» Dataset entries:
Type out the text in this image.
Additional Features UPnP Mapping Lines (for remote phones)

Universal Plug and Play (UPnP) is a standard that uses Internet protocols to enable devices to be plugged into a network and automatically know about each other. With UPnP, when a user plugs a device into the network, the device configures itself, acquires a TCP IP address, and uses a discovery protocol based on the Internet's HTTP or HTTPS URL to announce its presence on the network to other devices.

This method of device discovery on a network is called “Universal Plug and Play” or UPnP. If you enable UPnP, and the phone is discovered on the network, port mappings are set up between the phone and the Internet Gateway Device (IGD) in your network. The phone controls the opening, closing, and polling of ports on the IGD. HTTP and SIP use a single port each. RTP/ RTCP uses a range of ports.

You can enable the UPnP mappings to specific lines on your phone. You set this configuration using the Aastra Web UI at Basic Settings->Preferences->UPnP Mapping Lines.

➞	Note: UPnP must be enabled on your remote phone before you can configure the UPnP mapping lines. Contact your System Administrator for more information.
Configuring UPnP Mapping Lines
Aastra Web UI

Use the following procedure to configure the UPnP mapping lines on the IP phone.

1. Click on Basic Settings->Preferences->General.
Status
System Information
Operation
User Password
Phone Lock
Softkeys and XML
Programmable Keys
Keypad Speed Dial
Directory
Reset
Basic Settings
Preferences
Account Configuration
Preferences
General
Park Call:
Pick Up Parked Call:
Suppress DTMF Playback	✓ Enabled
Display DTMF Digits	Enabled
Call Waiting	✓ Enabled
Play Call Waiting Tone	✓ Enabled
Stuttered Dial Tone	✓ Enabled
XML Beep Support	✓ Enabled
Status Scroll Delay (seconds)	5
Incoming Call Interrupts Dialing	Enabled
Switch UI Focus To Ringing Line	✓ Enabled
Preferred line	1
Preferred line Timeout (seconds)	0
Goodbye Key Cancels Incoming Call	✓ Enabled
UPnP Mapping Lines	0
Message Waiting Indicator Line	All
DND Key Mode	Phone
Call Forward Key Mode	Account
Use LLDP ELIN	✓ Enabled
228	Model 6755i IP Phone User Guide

» Stated exercise:
Output the full listing exactly as it stands.

» The output:
Type out the text in this image.
Additional Features UPnP Mapping Lines (for remote phones)

Universal Plug and Play (UPnP) is a standard that uses Internet protocols to enable devices to be plugged into a network and automatically know about each other. With UPnP, when a user plugs a device into the network, the device configures itself, acquires a TCP IP address, and uses a discovery protocol based on the Internet's HTTP or HTTPS URL to announce its presence on the network to other devices.

This method of device discovery on a network is called “Universal Plug and Play” or UPnP. If you enable UPnP, and the phone is discovered on the network, port mappings are set up between the phone and the Internet Gateway Device (IGD) in your network. The phone controls the opening, closing, and polling of ports on the IGD. HTTP and SIP use a single port each. RTP/ RTCP uses a range of ports.

You can enable the UPnP mappings to specific lines on your phone. You set this configuration using the Aastra Web UI at Basic Settings->Preferences->UPnP Mapping Lines.

➞	Note: UPnP must be enabled on your remote phone before you can configure the UPnP mapping lines. Contact your System Administrator for more information.
Configuring UPnP Mapping Lines
Aastra Web UI

Use the following procedure to configure the UPnP mapping lines on the IP phone.

1. Click on Basic Settings->Preferences->General.
Status
System Information
Operation
User Password
Phone Lock
Softkeys and XML
Programmable Keys
Keypad Speed Dial
Directory
Reset
Basic Settings
Preferences
Account Configuration
Preferences
General
Park Call:
Pick Up Parked Call:
Suppress DTMF Playback	✓ Enabled
Display DTMF Digits	Enabled
Call Waiting	✓ Enabled
Play Call Waiting Tone	✓ Enabled
Stuttered Dial Tone	✓ Enabled
XML Beep Support	✓ Enabled
Status Scroll Delay (seconds)	5
Incoming Call Interrupts Dialing	Enabled
Switch UI Focus To Ringing Line	✓ Enabled
Preferred line	1
Preferred line Timeout (seconds)	0
Goodbye Key Cancels Incoming Call	✓ Enabled
UPnP Mapping Lines	0
Message Waiting Indicator Line	All
DND Key Mode	Phone
Call Forward Key Mode	Account
Use LLDP ELIN	✓ Enabled
228	Model 6755i IP Phone User Guide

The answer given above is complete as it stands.